**Instructions to follow**
From the entries that follow, gather each line holding the word "Chef".

**Source material**
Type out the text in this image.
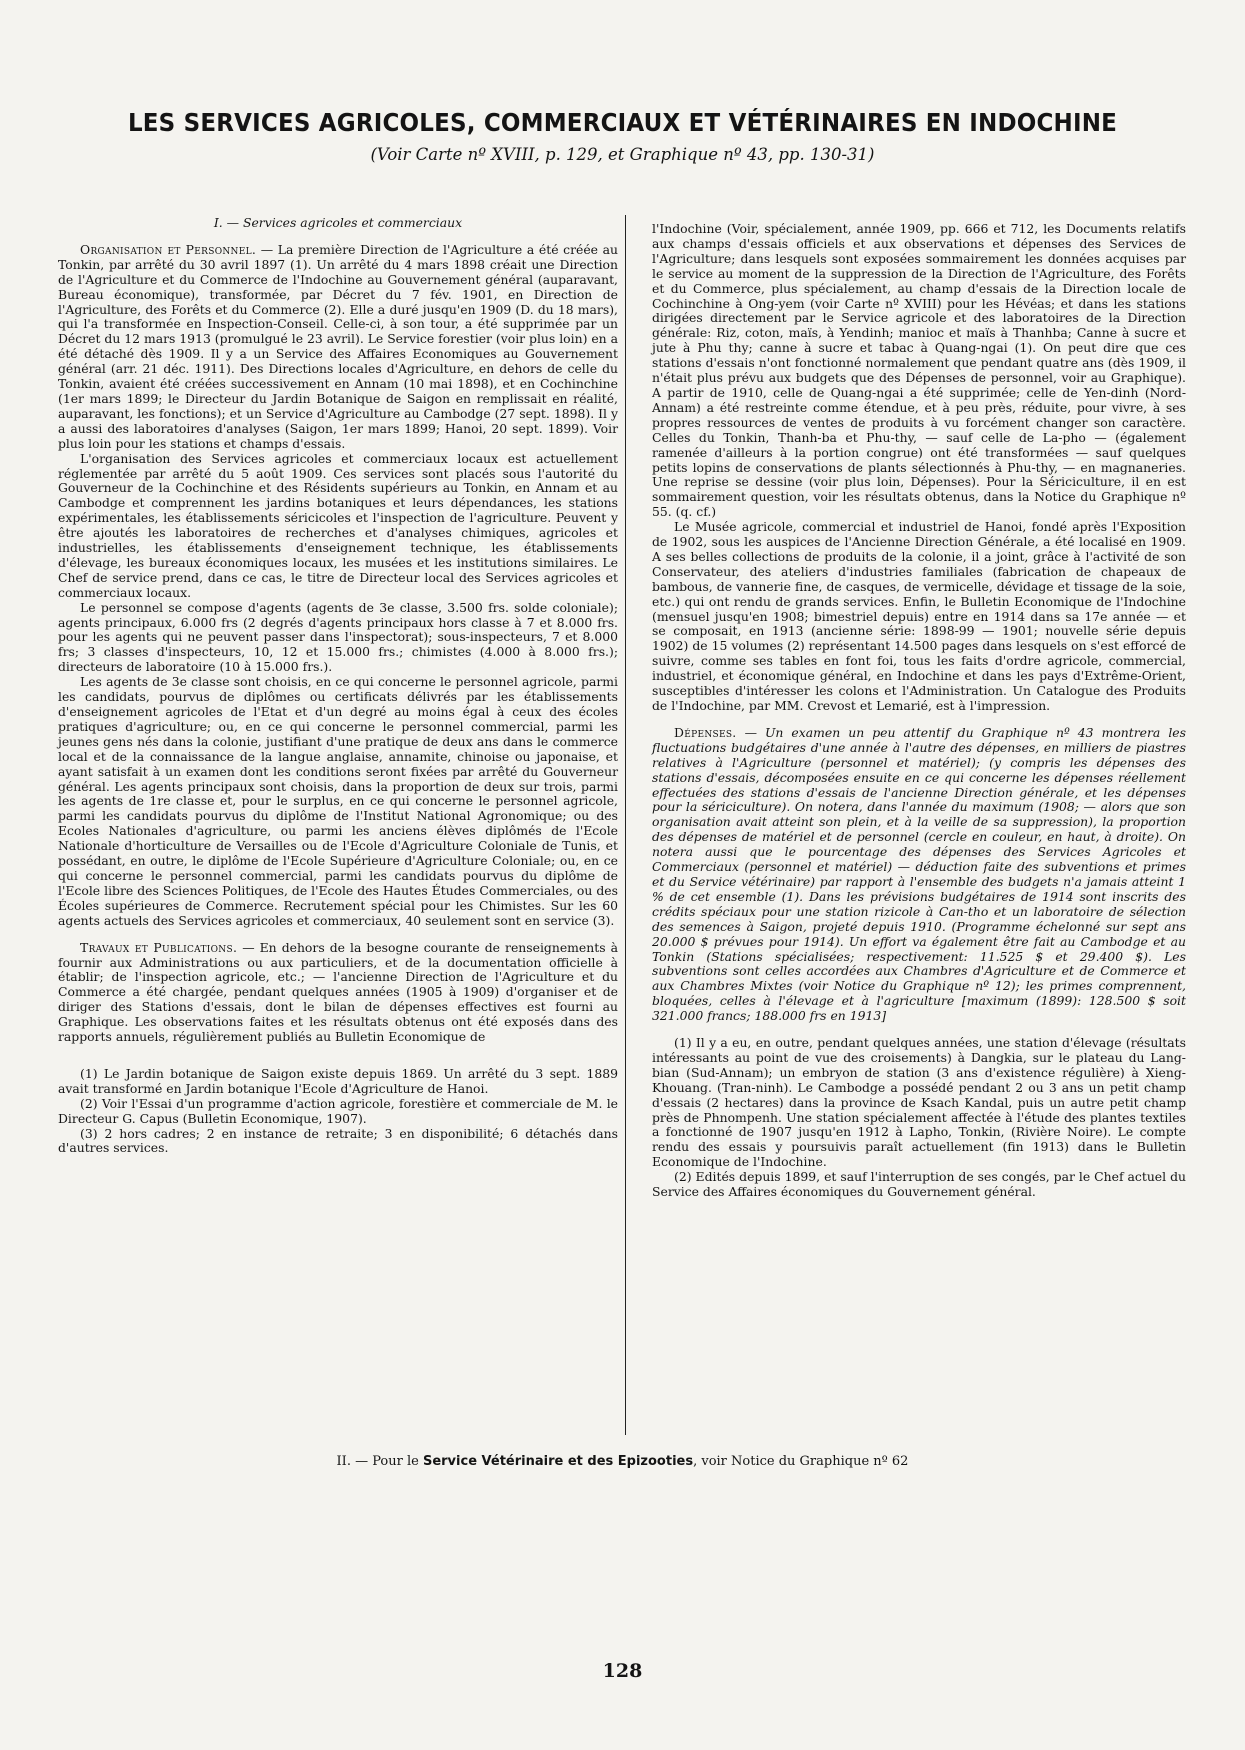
LES SERVICES AGRICOLES, COMMERCIAUX ET VÉTÉRINAIRES EN INDOCHINE
(Voir Carte nº XVIII, p. 129, et Graphique nº 43, pp. 130-31)

I. — Services agricoles et commerciaux

Organisation et Personnel. — La première Direction de l'Agriculture a été créée au Tonkin, par arrêté du 30 avril 1897 (1). Un arrêté du 4 mars 1898 créait une Direction de l'Agriculture et du Commerce de l'Indochine au Gouvernement général (auparavant, Bureau économique), transformée, par Décret du 7 fév. 1901, en Direction de l'Agriculture, des Forêts et du Commerce (2). Elle a duré jusqu'en 1909 (D. du 18 mars), qui l'a transformée en Inspection-Conseil. Celle-ci, à son tour, a été supprimée par un Décret du 12 mars 1913 (promulgué le 23 avril). Le Service forestier (voir plus loin) en a été détaché dès 1909. Il y a un Service des Affaires Economiques au Gouvernement général (arr. 21 déc. 1911). Des Directions locales d'Agriculture, en dehors de celle du Tonkin, avaient été créées successivement en Annam (10 mai 1898), et en Cochinchine (1er mars 1899; le Directeur du Jardin Botanique de Saigon en remplissait en réalité, auparavant, les fonctions); et un Service d'Agriculture au Cambodge (27 sept. 1898). Il y a aussi des laboratoires d'analyses (Saigon, 1er mars 1899; Hanoi, 20 sept. 1899). Voir plus loin pour les stations et champs d'essais.

L'organisation des Services agricoles et commerciaux locaux est actuellement réglementée par arrêté du 5 août 1909. Ces services sont placés sous l'autorité du Gouverneur de la Cochinchine et des Résidents supérieurs au Tonkin, en Annam et au Cambodge et comprennent les jardins botaniques et leurs dépendances, les stations expérimentales, les établissements séricicoles et l'inspection de l'agriculture. Peuvent y être ajoutés les laboratoires de recherches et d'analyses chimiques, agricoles et industrielles, les établissements d'enseignement technique, les établissements d'élevage, les bureaux économiques locaux, les musées et les institutions similaires. Le Chef de service prend, dans ce cas, le titre de Directeur local des Services agricoles et commerciaux locaux.

Le personnel se compose d'agents (agents de 3e classe, 3.500 frs. solde coloniale); agents principaux, 6.000 frs (2 degrés d'agents principaux hors classe à 7 et 8.000 frs. pour les agents qui ne peuvent passer dans l'inspectorat); sous-inspecteurs, 7 et 8.000 frs; 3 classes d'inspecteurs, 10, 12 et 15.000 frs.; chimistes (4.000 à 8.000 frs.); directeurs de laboratoire (10 à 15.000 frs.).

Les agents de 3e classe sont choisis, en ce qui concerne le personnel agricole, parmi les candidats, pourvus de diplômes ou certificats délivrés par les établissements d'enseignement agricoles de l'Etat et d'un degré au moins égal à ceux des écoles pratiques d'agriculture; ou, en ce qui concerne le personnel commercial, parmi les jeunes gens nés dans la colonie, justifiant d'une pratique de deux ans dans le commerce local et de la connaissance de la langue anglaise, annamite, chinoise ou japonaise, et ayant satisfait à un examen dont les conditions seront fixées par arrêté du Gouverneur général. Les agents principaux sont choisis, dans la proportion de deux sur trois, parmi les agents de 1re classe et, pour le surplus, en ce qui concerne le personnel agricole, parmi les candidats pourvus du diplôme de l'Institut National Agronomique; ou des Ecoles Nationales d'agriculture, ou parmi les anciens élèves diplômés de l'Ecole Nationale d'horticulture de Versailles ou de l'Ecole d'Agriculture Coloniale de Tunis, et possédant, en outre, le diplôme de l'Ecole Supérieure d'Agriculture Coloniale; ou, en ce qui concerne le personnel commercial, parmi les candidats pourvus du diplôme de l'Ecole libre des Sciences Politiques, de l'Ecole des Hautes Études Commerciales, ou des Écoles supérieures de Commerce. Recrutement spécial pour les Chimistes. Sur les 60 agents actuels des Services agricoles et commerciaux, 40 seulement sont en service (3).

Travaux et Publications. — En dehors de la besogne courante de renseignements à fournir aux Administrations ou aux particuliers, et de la documentation officielle à établir; de l'inspection agricole, etc.; — l'ancienne Direction de l'Agriculture et du Commerce a été chargée, pendant quelques années (1905 à 1909) d'organiser et de diriger des Stations d'essais, dont le bilan de dépenses effectives est fourni au Graphique. Les observations faites et les résultats obtenus ont été exposés dans des rapports annuels, régulièrement publiés au Bulletin Economique de

(1) Le Jardin botanique de Saigon existe depuis 1869. Un arrêté du 3 sept. 1889 avait transformé en Jardin botanique l'Ecole d'Agriculture de Hanoi.

(2) Voir l'Essai d'un programme d'action agricole, forestière et commerciale de M. le Directeur G. Capus (Bulletin Economique, 1907).

(3) 2 hors cadres; 2 en instance de retraite; 3 en disponibilité; 6 détachés dans d'autres services.

l'Indochine (Voir, spécialement, année 1909, pp. 666 et 712, les Documents relatifs aux champs d'essais officiels et aux observations et dépenses des Services de l'Agriculture; dans lesquels sont exposées sommairement les données acquises par le service au moment de la suppression de la Direction de l'Agriculture, des Forêts et du Commerce, plus spécialement, au champ d'essais de la Direction locale de Cochinchine à Ong-yem (voir Carte nº XVIII) pour les Hévéas; et dans les stations dirigées directement par le Service agricole et des laboratoires de la Direction générale: Riz, coton, maïs, à Yendinh; manioc et maïs à Thanhba; Canne à sucre et jute à Phu thy; canne à sucre et tabac à Quang-ngai (1). On peut dire que ces stations d'essais n'ont fonctionné normalement que pendant quatre ans (dès 1909, il n'était plus prévu aux budgets que des Dépenses de personnel, voir au Graphique). A partir de 1910, celle de Quang-ngai a été supprimée; celle de Yen-dinh (Nord-Annam) a été restreinte comme étendue, et à peu près, réduite, pour vivre, à ses propres ressources de ventes de produits à vu forcément changer son caractère. Celles du Tonkin, Thanh-ba et Phu-thy, — sauf celle de La-pho — (également ramenée d'ailleurs à la portion congrue) ont été transformées — sauf quelques petits lopins de conservations de plants sélectionnés à Phu-thy, — en magnaneries. Une reprise se dessine (voir plus loin, Dépenses). Pour la Sériciculture, il en est sommairement question, voir les résultats obtenus, dans la Notice du Graphique nº 55. (q. cf.)

Le Musée agricole, commercial et industriel de Hanoi, fondé après l'Exposition de 1902, sous les auspices de l'Ancienne Direction Générale, a été localisé en 1909. A ses belles collections de produits de la colonie, il a joint, grâce à l'activité de son Conservateur, des ateliers d'industries familiales (fabrication de chapeaux de bambous, de vannerie fine, de casques, de vermicelle, dévidage et tissage de la soie, etc.) qui ont rendu de grands services. Enfin, le Bulletin Economique de l'Indochine (mensuel jusqu'en 1908; bimestriel depuis) entre en 1914 dans sa 17e année — et se composait, en 1913 (ancienne série: 1898-99 — 1901; nouvelle série depuis 1902) de 15 volumes (2) représentant 14.500 pages dans lesquels on s'est efforcé de suivre, comme ses tables en font foi, tous les faits d'ordre agricole, commercial, industriel, et économique général, en Indochine et dans les pays d'Extrême-Orient, susceptibles d'intéresser les colons et l'Administration. Un Catalogue des Produits de l'Indochine, par MM. Crevost et Lemarié, est à l'impression.

Dépenses. — Un examen un peu attentif du Graphique nº 43 montrera les fluctuations budgétaires d'une année à l'autre des dépenses, en milliers de piastres relatives à l'Agriculture (personnel et matériel); (y compris les dépenses des stations d'essais, décomposées ensuite en ce qui concerne les dépenses réellement effectuées des stations d'essais de l'ancienne Direction générale, et les dépenses pour la sériciculture). On notera, dans l'année du maximum (1908; — alors que son organisation avait atteint son plein, et à la veille de sa suppression), la proportion des dépenses de matériel et de personnel (cercle en couleur, en haut, à droite). On notera aussi que le pourcentage des dépenses des Services Agricoles et Commerciaux (personnel et matériel) — déduction faite des subventions et primes et du Service vétérinaire) par rapport à l'ensemble des budgets n'a jamais atteint 1 % de cet ensemble (1). Dans les prévisions budgétaires de 1914 sont inscrits des crédits spéciaux pour une station rizicole à Can-tho et un laboratoire de sélection des semences à Saigon, projeté depuis 1910. (Programme échelonné sur sept ans 20.000 $ prévues pour 1914). Un effort va également être fait au Cambodge et au Tonkin (Stations spécialisées; respectivement: 11.525 $ et 29.400 $). Les subventions sont celles accordées aux Chambres d'Agriculture et de Commerce et aux Chambres Mixtes (voir Notice du Graphique nº 12); les primes comprennent, bloquées, celles à l'élevage et à l'agriculture [maximum (1899): 128.500 $ soit 321.000 francs; 188.000 frs en 1913]

(1) Il y a eu, en outre, pendant quelques années, une station d'élevage (résultats intéressants au point de vue des croisements) à Dangkia, sur le plateau du Lang-bian (Sud-Annam); un embryon de station (3 ans d'existence régulière) à Xieng-Khouang. (Tran-ninh). Le Cambodge a possédé pendant 2 ou 3 ans un petit champ d'essais (2 hectares) dans la province de Ksach Kandal, puis un autre petit champ près de Phnompenh. Une station spécialement affectée à l'étude des plantes textiles a fonctionné de 1907 jusqu'en 1912 à Lapho, Tonkin, (Rivière Noire). Le compte rendu des essais y poursuivis paraît actuellement (fin 1913) dans le Bulletin Economique de l'Indochine.

(2) Edités depuis 1899, et sauf l'interruption de ses congés, par le Chef actuel du Service des Affaires économiques du Gouvernement général.

II. — Pour le Service Vétérinaire et des Epizooties, voir Notice du Graphique nº 62
128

**Solution to this problem**
L'organisation des Services agricoles et commerciaux locaux est actuellement réglementée par arrêté du 5 août 1909. Ces services sont placés sous l'autorité du Gouverneur de la Cochinchine et des Résidents supérieurs au Tonkin, en Annam et au Cambodge et comprennent les jardins botaniques et leurs dépendances, les stations expérimentales, les établissements séricicoles et l'inspection de l'agriculture. Peuvent y être ajoutés les laboratoires de recherches et d'analyses chimiques, agricoles et industrielles, les établissements d'enseignement technique, les établissements d'élevage, les bureaux économiques locaux, les musées et les institutions similaires. Le Chef de service prend, dans ce cas, le titre de Directeur local des Services agricoles et commerciaux locaux.
(2) Edités depuis 1899, et sauf l'interruption de ses congés, par le Chef actuel du Service des Affaires économiques du Gouvernement général.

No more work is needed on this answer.